-- begin --

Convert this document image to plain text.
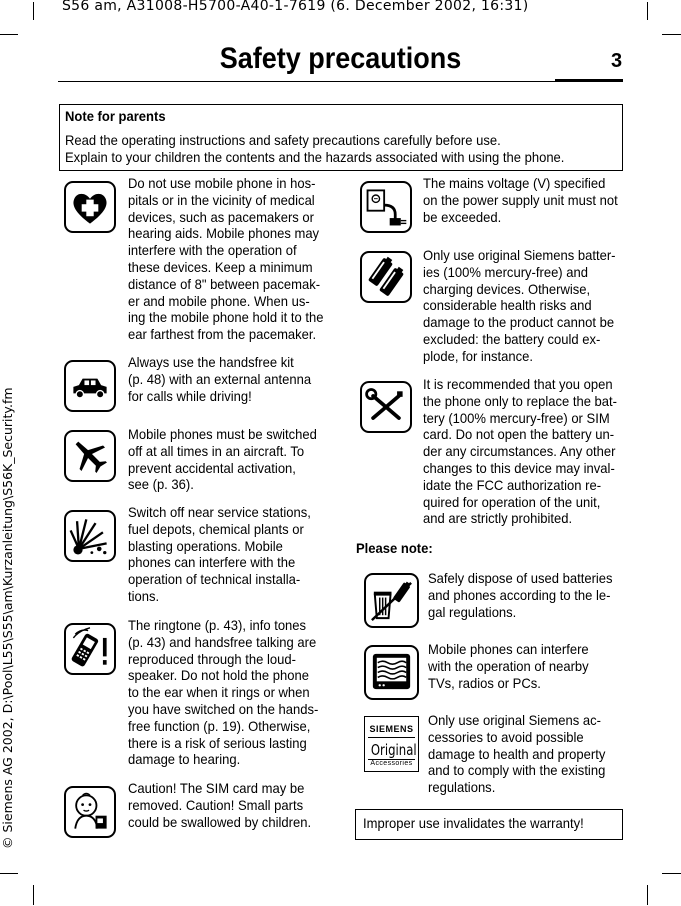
S56 am, A31008-H5700-A40-1-7619 (6. December 2002, 16:31)
© Siemens AG 2002, D:\Pool\L55\S55\am\Kurzanleitung\S56K_Security.fm
Safety precautions	3
Note for parents
Read the operating instructions and safety precautions carefully before use.
Explain to your children the contents and the hazards associated with using the phone.
Do not use mobile phone in hos-
pitals or in the vicinity of medical
devices, such as pacemakers or
hearing aids. Mobile phones may
interfere with the operation of
these devices. Keep a minimum
distance of 8" between pacemak-
er and mobile phone. When us-
ing the mobile phone hold it to the
ear farthest from the pacemaker.
Always use the handsfree kit
(p. 48) with an external antenna
for calls while driving!
Mobile phones must be switched
off at all times in an aircraft. To
prevent accidental activation,
see (p. 36).
Switch off near service stations,
fuel depots, chemical plants or
blasting operations. Mobile
phones can interfere with the
operation of technical installa-
tions.
The ringtone (p. 43), info tones
(p. 43) and handsfree talking are
reproduced through the loud-
speaker. Do not hold the phone
to the ear when it rings or when
you have switched on the hands-
free function (p. 19). Otherwise,
there is a risk of serious lasting
damage to hearing.
Caution! The SIM card may be
removed. Caution! Small parts
could be swallowed by children.
The mains voltage (V) specified
on the power supply unit must not
be exceeded.
Only use original Siemens batter-
ies (100% mercury-free) and
charging devices. Otherwise,
considerable health risks and
damage to the product cannot be
excluded: the battery could ex-
plode, for instance.
It is recommended that you open
the phone only to replace the bat-
tery (100% mercury-free) or SIM
card. Do not open the battery un-
der any circumstances. Any other
changes to this device may inval-
idate the FCC authorization re-
quired for operation of the unit,
and are strictly prohibited.
Please note:
Safely dispose of used batteries
and phones according to the le-
gal regulations.
Mobile phones can interfere
with the operation of nearby
TVs, radios or PCs.
SIEMENS
Original
Accessories
Only use original Siemens ac-
cessories to avoid possible
damage to health and property
and to comply with the existing
regulations.
Improper use invalidates the warranty!
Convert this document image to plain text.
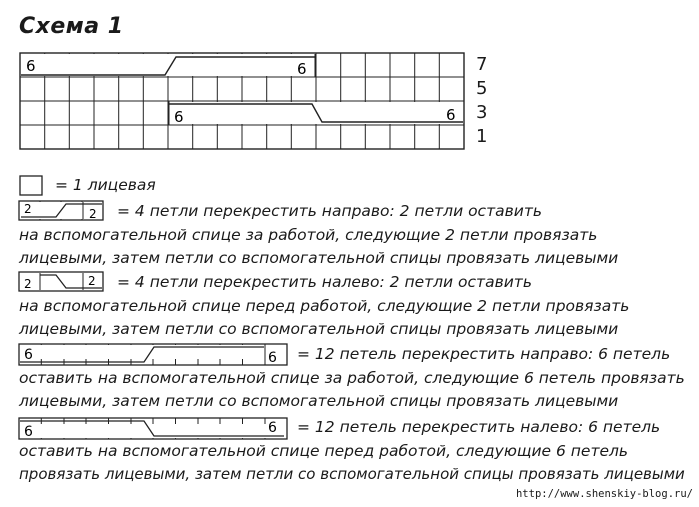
Схема 1
6	6
6	6
7
5
3
1
2	2
2	2
6	6
6	6
= 1 лицевая
= 4 петли перекрестить направо: 2 петли оставить
на вспомогательной спице за работой, следующие 2 петли провязать
лицевыми, затем петли со вспомогательной спицы провязать лицевыми
= 4 петли перекрестить налево: 2 петли оставить
на вспомогательной спице перед работой, следующие 2 петли провязать
лицевыми, затем петли со вспомогательной спицы провязать лицевыми
= 12 петель перекрестить направо: 6 петель
оставить на вспомогательной спице за работой, следующие 6 петель провязать
лицевыми, затем петли со вспомогательной спицы провязать лицевыми
= 12 петель перекрестить налево: 6 петель
оставить на вспомогательной спице перед работой, следующие 6 петель
провязать лицевыми, затем петли со вспомогательной спицы провязать лицевыми
http://www.shenskiy-blog.ru/
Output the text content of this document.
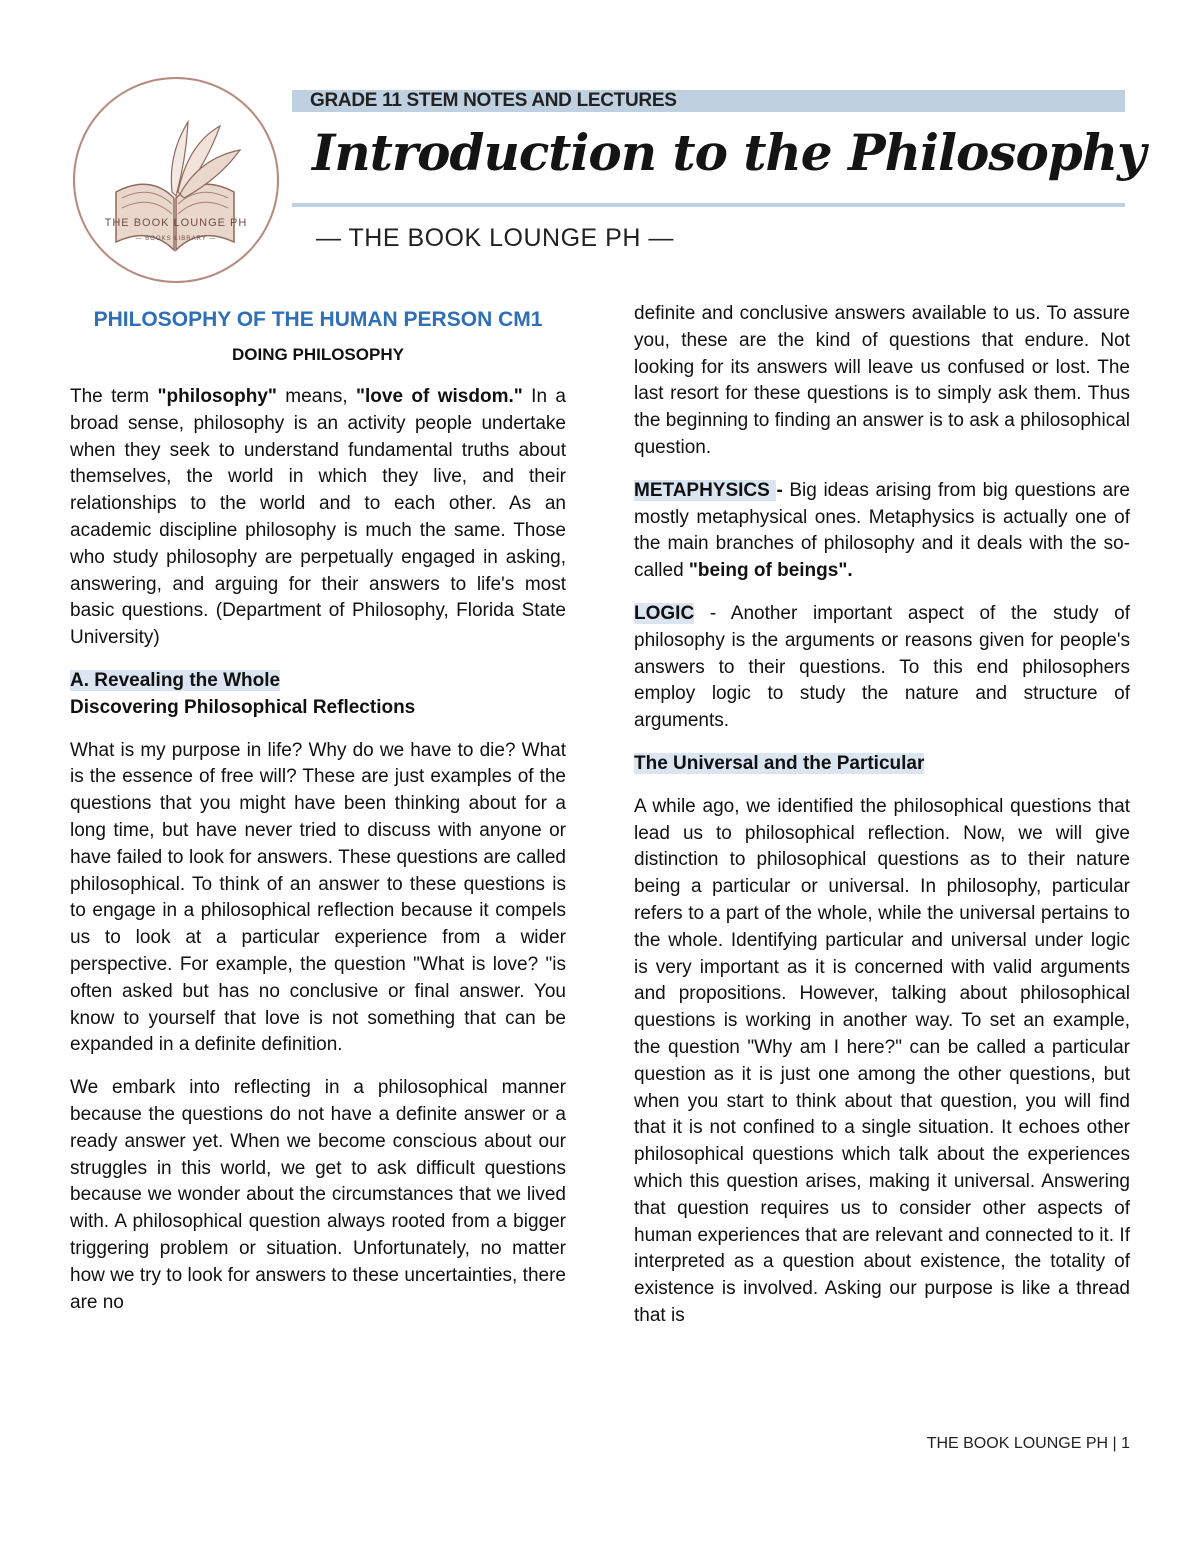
THE BOOK LOUNGE PH
— BOOKS LIBRARY —
GRADE 11 STEM NOTES AND LECTURES
Introduction to the Philosophy
— THE BOOK LOUNGE PH —
PHILOSOPHY OF THE HUMAN PERSON CM1
DOING PHILOSOPHY

The term "philosophy" means, "love of wisdom." In a broad sense, philosophy is an activity people undertake when they seek to understand fundamental truths about themselves, the world in which they live, and their relationships to the world and to each other. As an academic discipline philosophy is much the same. Those who study philosophy are perpetually engaged in asking, answering, and arguing for their answers to life's most basic questions. (Department of Philosophy, Florida State University)

A. Revealing the Whole
Discovering Philosophical Reflections

What is my purpose in life? Why do we have to die? What is the essence of free will? These are just examples of the questions that you might have been thinking about for a long time, but have never tried to discuss with anyone or have failed to look for answers. These questions are called philosophical. To think of an answer to these questions is to engage in a philosophical reflection because it compels us to look at a particular experience from a wider perspective. For example, the question "What is love? "is often asked but has no conclusive or final answer. You know to yourself that love is not something that can be expanded in a definite definition.

We embark into reflecting in a philosophical manner because the questions do not have a definite answer or a ready answer yet. When we become conscious about our struggles in this world, we get to ask difficult questions because we wonder about the circumstances that we lived with. A philosophical question always rooted from a bigger triggering problem or situation. Unfortunately, no matter how we try to look for answers to these uncertainties, there are no

definite and conclusive answers available to us. To assure you, these are the kind of questions that endure. Not looking for its answers will leave us confused or lost. The last resort for these questions is to simply ask them. Thus the beginning to finding an answer is to ask a philosophical question.

METAPHYSICS - Big ideas arising from big questions are mostly metaphysical ones. Metaphysics is actually one of the main branches of philosophy and it deals with the so-called "being of beings".

LOGIC - Another important aspect of the study of philosophy is the arguments or reasons given for people's answers to their questions. To this end philosophers employ logic to study the nature and structure of arguments.

The Universal and the Particular

A while ago, we identified the philosophical questions that lead us to philosophical reflection. Now, we will give distinction to philosophical questions as to their nature being a particular or universal. In philosophy, particular refers to a part of the whole, while the universal pertains to the whole. Identifying particular and universal under logic is very important as it is concerned with valid arguments and propositions. However, talking about philosophical questions is working in another way. To set an example, the question "Why am I here?" can be called a particular question as it is just one among the other questions, but when you start to think about that question, you will find that it is not confined to a single situation. It echoes other philosophical questions which talk about the experiences which this question arises, making it universal. Answering that question requires us to consider other aspects of human experiences that are relevant and connected to it. If interpreted as a question about existence, the totality of existence is involved. Asking our purpose is like a thread that is

THE BOOK LOUNGE PH | 1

-- end --

Aim of the exercise
Select every line of the records holding the string "battery".

Result below
excluded: the battery could ex-
card. Do not open the battery un-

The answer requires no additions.